▸ Problem description: Present every line in which the string "juga" appears.

(Data extracted from a collection)
• • •
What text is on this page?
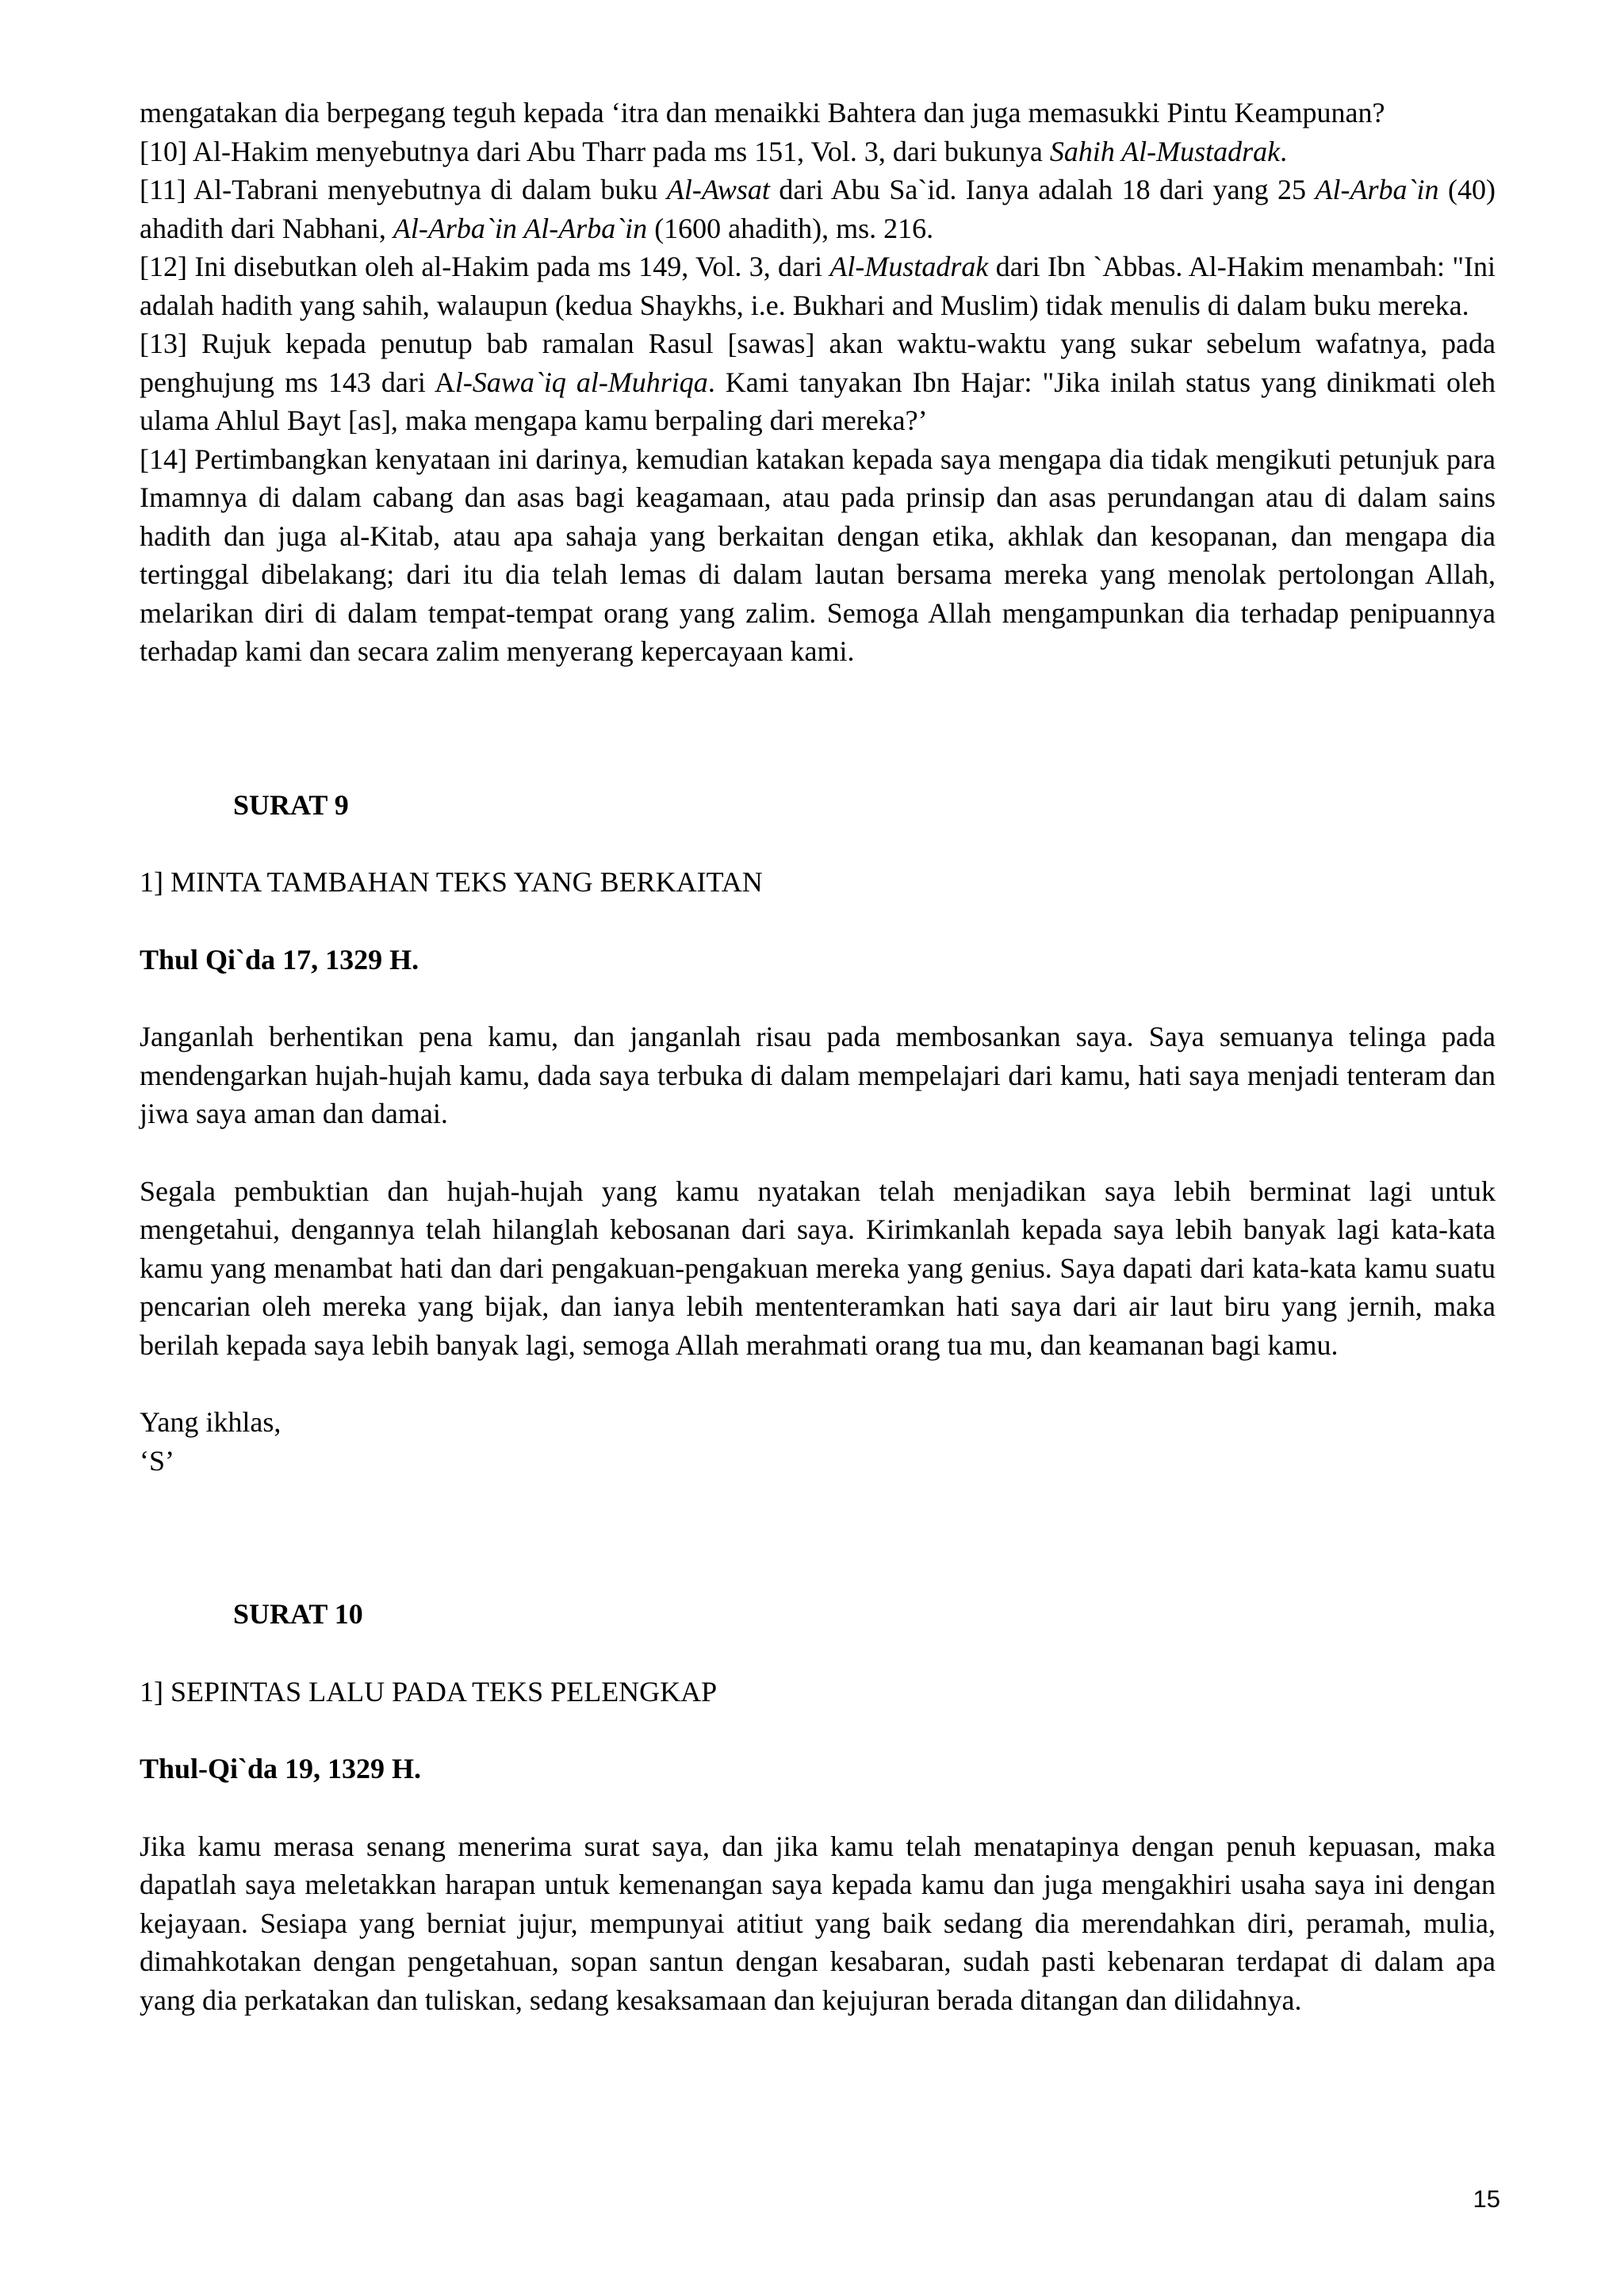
mengatakan dia berpegang teguh kepada ‘itra dan menaikki Bahtera dan juga memasukki Pintu Keampunan?

[10] Al-Hakim menyebutnya dari Abu Tharr pada ms 151, Vol. 3, dari bukunya Sahih Al-Mustadrak.

[11] Al-Tabrani menyebutnya di dalam buku Al-Awsat dari Abu Sa`id. Ianya adalah 18 dari yang 25 Al-Arba`in (40) ahadith dari Nabhani, Al-Arba`in Al-Arba`in (1600 ahadith), ms. 216.

[12] Ini disebutkan oleh al-Hakim pada ms 149, Vol. 3, dari Al-Mustadrak dari Ibn `Abbas. Al-Hakim menambah: "Ini adalah hadith yang sahih, walaupun (kedua Shaykhs, i.e. Bukhari and Muslim) tidak menulis di dalam buku mereka.

[13] Rujuk kepada penutup bab ramalan Rasul [sawas] akan waktu-waktu yang sukar sebelum wafatnya, pada penghujung ms 143 dari Al-Sawa`iq al-Muhriqa. Kami tanyakan Ibn Hajar: "Jika inilah status yang dinikmati oleh ulama Ahlul Bayt [as], maka mengapa kamu berpaling dari mereka?’

[14] Pertimbangkan kenyataan ini darinya, kemudian katakan kepada saya mengapa dia tidak mengikuti petunjuk para Imamnya di dalam cabang dan asas bagi keagamaan, atau pada prinsip dan asas perundangan atau di dalam sains hadith dan juga al-Kitab, atau apa sahaja yang berkaitan dengan etika, akhlak dan kesopanan, dan mengapa dia tertinggal dibelakang; dari itu dia telah lemas di dalam lautan bersama mereka yang menolak pertolongan Allah, melarikan diri di dalam tempat-tempat orang yang zalim. Semoga Allah mengampunkan dia terhadap penipuannya terhadap kami dan secara zalim menyerang kepercayaan kami.

SURAT 9

1] MINTA TAMBAHAN TEKS YANG BERKAITAN

Thul Qi`da 17, 1329 H.

Janganlah berhentikan pena kamu, dan janganlah risau pada membosankan saya. Saya semuanya telinga pada mendengarkan hujah-hujah kamu, dada saya terbuka di dalam mempelajari dari kamu, hati saya menjadi tenteram dan jiwa saya aman dan damai.

Segala pembuktian dan hujah-hujah yang kamu nyatakan telah menjadikan saya lebih berminat lagi untuk mengetahui, dengannya telah hilanglah kebosanan dari saya. Kirimkanlah kepada saya lebih banyak lagi kata-kata kamu yang menambat hati dan dari pengakuan-pengakuan mereka yang genius. Saya dapati dari kata-kata kamu suatu pencarian oleh mereka yang bijak, dan ianya lebih mententeramkan hati saya dari air laut biru yang jernih, maka berilah kepada saya lebih banyak lagi, semoga Allah merahmati orang tua mu, dan keamanan bagi kamu.

Yang ikhlas,

‘S’

SURAT 10

1] SEPINTAS LALU PADA TEKS PELENGKAP

Thul-Qi`da 19, 1329 H.

Jika kamu merasa senang menerima surat saya, dan jika kamu telah menatapinya dengan penuh kepuasan, maka dapatlah saya meletakkan harapan untuk kemenangan saya kepada kamu dan juga mengakhiri usaha saya ini dengan kejayaan. Sesiapa yang berniat jujur, mempunyai atitiut yang baik sedang dia merendahkan diri, peramah, mulia, dimahkotakan dengan pengetahuan, sopan santun dengan kesabaran, sudah pasti kebenaran terdapat di dalam apa yang dia perkatakan dan tuliskan, sedang kesaksamaan dan kejujuran berada ditangan dan dilidahnya.

15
• • •
▸ Full output:
mengatakan dia berpegang teguh kepada ‘itra dan menaikki Bahtera dan juga memasukki Pintu Keampunan?
[14] Pertimbangkan kenyataan ini darinya, kemudian katakan kepada saya mengapa dia tidak mengikuti petunjuk para Imamnya di dalam cabang dan asas bagi keagamaan, atau pada prinsip dan asas perundangan atau di dalam sains hadith dan juga al-Kitab, atau apa sahaja yang berkaitan dengan etika, akhlak dan kesopanan, dan mengapa dia tertinggal dibelakang; dari itu dia telah lemas di dalam lautan bersama mereka yang menolak pertolongan Allah, melarikan diri di dalam tempat-tempat orang yang zalim. Semoga Allah mengampunkan dia terhadap penipuannya terhadap kami dan secara zalim menyerang kepercayaan kami.
Jika kamu merasa senang menerima surat saya, dan jika kamu telah menatapinya dengan penuh kepuasan, maka dapatlah saya meletakkan harapan untuk kemenangan saya kepada kamu dan juga mengakhiri usaha saya ini dengan kejayaan. Sesiapa yang berniat jujur, mempunyai atitiut yang baik sedang dia merendahkan diri, peramah, mulia, dimahkotakan dengan pengetahuan, sopan santun dengan kesabaran, sudah pasti kebenaran terdapat di dalam apa yang dia perkatakan dan tuliskan, sedang kesaksamaan dan kejujuran berada ditangan dan dilidahnya.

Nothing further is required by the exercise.